Reproduce all entries precisely as they are written.

**Entries**:
● ● ●
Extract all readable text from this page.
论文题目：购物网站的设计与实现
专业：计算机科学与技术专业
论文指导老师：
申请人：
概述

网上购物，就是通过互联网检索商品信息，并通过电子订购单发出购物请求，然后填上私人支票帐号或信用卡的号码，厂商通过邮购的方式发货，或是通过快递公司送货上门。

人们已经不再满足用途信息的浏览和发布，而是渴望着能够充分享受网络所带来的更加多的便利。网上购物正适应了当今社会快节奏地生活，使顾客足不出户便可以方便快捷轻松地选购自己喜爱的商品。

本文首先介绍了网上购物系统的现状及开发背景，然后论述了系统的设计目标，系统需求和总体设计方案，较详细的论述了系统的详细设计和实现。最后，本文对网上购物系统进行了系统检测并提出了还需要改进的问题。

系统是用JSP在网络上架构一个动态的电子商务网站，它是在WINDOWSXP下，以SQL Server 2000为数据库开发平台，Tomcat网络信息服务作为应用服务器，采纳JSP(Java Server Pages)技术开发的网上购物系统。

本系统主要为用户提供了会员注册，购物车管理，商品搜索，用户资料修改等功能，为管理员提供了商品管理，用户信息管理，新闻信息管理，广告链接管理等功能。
● ● ●
**Response to this task**:
Extract all readable text from this page.
论文题目：购物网站的设计与实现
专业：计算机科学与技术专业
论文指导老师：
申请人：
概述

网上购物，就是通过互联网检索商品信息，并通过电子订购单发出购物请求，然后填上私人支票帐号或信用卡的号码，厂商通过邮购的方式发货，或是通过快递公司送货上门。

人们已经不再满足用途信息的浏览和发布，而是渴望着能够充分享受网络所带来的更加多的便利。网上购物正适应了当今社会快节奏地生活，使顾客足不出户便可以方便快捷轻松地选购自己喜爱的商品。

本文首先介绍了网上购物系统的现状及开发背景，然后论述了系统的设计目标，系统需求和总体设计方案，较详细的论述了系统的详细设计和实现。最后，本文对网上购物系统进行了系统检测并提出了还需要改进的问题。

系统是用JSP在网络上架构一个动态的电子商务网站，它是在WINDOWSXP下，以SQL Server 2000为数据库开发平台，Tomcat网络信息服务作为应用服务器，采纳JSP(Java Server Pages)技术开发的网上购物系统。

本系统主要为用户提供了会员注册，购物车管理，商品搜索，用户资料修改等功能，为管理员提供了商品管理，用户信息管理，新闻信息管理，广告链接管理等功能。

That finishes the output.